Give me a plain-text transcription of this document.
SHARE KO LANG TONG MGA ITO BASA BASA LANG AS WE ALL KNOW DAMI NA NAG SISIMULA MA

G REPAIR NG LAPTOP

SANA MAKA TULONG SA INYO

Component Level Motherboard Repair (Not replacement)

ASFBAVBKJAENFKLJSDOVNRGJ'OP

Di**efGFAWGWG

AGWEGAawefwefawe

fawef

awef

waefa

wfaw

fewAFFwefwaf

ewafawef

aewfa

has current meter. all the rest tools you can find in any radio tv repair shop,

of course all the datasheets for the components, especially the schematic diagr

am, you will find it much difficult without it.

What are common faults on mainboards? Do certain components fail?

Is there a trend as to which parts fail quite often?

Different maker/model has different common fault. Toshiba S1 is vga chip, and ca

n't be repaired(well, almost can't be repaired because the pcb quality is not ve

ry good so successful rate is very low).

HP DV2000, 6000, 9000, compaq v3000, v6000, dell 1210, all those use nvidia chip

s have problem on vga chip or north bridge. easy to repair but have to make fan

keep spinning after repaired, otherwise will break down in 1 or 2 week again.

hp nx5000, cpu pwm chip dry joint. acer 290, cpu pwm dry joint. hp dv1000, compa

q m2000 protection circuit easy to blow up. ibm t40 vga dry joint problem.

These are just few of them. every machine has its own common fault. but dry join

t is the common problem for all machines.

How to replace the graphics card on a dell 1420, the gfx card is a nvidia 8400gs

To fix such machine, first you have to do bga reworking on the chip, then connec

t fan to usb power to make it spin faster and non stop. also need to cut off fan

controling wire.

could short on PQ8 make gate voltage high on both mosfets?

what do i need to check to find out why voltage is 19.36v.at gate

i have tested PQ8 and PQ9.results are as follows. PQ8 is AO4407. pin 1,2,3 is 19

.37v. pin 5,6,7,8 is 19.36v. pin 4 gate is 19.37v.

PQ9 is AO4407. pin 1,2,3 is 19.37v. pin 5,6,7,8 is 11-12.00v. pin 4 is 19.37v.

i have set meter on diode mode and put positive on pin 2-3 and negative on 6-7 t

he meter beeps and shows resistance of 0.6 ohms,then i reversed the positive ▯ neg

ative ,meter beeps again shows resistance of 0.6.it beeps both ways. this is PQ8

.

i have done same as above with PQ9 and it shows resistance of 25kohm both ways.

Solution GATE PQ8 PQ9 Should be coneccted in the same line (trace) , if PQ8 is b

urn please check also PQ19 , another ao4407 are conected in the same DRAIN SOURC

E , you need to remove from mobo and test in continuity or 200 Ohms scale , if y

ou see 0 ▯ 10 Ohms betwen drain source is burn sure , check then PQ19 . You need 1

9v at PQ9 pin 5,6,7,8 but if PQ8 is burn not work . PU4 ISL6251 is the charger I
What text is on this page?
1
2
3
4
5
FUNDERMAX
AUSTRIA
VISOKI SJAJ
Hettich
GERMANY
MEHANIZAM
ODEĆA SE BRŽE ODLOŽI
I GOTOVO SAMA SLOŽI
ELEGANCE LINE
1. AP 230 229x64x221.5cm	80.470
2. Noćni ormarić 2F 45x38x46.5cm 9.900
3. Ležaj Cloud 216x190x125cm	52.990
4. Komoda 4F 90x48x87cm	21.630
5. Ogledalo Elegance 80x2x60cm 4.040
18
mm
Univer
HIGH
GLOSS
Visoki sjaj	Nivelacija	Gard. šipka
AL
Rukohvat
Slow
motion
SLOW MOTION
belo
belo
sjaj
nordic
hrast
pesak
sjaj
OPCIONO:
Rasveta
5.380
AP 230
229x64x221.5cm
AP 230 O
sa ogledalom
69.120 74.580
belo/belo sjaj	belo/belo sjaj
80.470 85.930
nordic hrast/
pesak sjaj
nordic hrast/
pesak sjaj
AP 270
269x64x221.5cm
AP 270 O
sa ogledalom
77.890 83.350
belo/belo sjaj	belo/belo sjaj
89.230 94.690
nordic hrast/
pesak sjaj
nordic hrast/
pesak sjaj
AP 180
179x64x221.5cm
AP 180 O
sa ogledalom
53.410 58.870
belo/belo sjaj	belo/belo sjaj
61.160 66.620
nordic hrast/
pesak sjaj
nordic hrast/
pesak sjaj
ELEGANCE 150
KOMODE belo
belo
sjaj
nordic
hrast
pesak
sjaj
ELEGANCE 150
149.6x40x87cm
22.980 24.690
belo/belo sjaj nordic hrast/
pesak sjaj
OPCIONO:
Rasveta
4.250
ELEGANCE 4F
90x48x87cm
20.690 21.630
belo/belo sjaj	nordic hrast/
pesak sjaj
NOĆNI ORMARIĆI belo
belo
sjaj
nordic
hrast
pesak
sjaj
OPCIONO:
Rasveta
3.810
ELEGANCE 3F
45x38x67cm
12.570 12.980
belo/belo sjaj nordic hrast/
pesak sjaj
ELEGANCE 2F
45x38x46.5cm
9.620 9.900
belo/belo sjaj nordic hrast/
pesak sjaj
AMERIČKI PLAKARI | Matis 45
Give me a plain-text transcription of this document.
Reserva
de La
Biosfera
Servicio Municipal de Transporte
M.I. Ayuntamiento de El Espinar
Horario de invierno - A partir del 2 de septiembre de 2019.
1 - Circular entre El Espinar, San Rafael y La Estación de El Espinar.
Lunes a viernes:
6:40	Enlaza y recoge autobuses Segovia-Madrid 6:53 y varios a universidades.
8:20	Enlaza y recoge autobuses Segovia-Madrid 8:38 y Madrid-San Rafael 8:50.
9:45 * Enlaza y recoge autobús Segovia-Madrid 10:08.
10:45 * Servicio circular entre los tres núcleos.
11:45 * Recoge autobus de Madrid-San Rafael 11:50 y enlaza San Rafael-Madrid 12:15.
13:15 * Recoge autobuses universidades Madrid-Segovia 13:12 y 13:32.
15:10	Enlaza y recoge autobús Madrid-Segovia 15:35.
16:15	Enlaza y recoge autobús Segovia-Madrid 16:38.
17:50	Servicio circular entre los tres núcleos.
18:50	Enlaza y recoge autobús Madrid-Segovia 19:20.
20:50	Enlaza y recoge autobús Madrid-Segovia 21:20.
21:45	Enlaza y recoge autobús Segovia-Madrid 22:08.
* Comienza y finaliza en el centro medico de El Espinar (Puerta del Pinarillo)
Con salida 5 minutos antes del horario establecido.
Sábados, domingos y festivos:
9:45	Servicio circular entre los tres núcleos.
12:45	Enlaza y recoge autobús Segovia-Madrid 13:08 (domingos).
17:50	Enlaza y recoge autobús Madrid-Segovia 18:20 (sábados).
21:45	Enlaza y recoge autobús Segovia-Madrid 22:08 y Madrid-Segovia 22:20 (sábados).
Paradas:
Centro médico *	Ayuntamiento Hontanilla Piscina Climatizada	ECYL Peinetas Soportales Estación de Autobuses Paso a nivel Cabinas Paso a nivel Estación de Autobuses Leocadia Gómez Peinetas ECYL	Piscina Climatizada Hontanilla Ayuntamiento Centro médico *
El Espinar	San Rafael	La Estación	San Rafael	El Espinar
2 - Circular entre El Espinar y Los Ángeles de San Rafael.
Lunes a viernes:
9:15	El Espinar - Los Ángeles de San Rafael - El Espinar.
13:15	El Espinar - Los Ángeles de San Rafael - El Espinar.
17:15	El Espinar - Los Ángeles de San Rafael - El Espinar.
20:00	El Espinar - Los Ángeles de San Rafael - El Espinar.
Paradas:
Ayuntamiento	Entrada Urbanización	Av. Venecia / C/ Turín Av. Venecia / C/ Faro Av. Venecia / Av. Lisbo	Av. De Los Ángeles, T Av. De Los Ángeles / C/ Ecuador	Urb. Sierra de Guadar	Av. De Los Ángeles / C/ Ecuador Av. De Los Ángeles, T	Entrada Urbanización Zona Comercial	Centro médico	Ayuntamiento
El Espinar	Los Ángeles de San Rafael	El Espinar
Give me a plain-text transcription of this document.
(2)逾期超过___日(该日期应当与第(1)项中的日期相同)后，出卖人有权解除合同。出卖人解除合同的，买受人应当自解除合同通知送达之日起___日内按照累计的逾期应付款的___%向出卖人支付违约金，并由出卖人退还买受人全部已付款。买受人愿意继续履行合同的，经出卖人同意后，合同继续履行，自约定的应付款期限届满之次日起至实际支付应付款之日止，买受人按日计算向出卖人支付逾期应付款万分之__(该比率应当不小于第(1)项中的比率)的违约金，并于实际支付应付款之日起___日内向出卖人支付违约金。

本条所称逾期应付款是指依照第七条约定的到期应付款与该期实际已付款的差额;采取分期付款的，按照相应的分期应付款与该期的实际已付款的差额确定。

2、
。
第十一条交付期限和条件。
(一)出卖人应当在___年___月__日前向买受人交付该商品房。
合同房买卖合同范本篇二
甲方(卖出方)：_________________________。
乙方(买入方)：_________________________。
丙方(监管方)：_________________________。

### JOB
Extract every line containing the string "repaired" from the material.

### EXERCISE RESPONSE
n't be repaired(well, almost can't be repaired because the pcb quality is not ve
keep spinning after repaired, otherwise will break down in 1 or 2 week again.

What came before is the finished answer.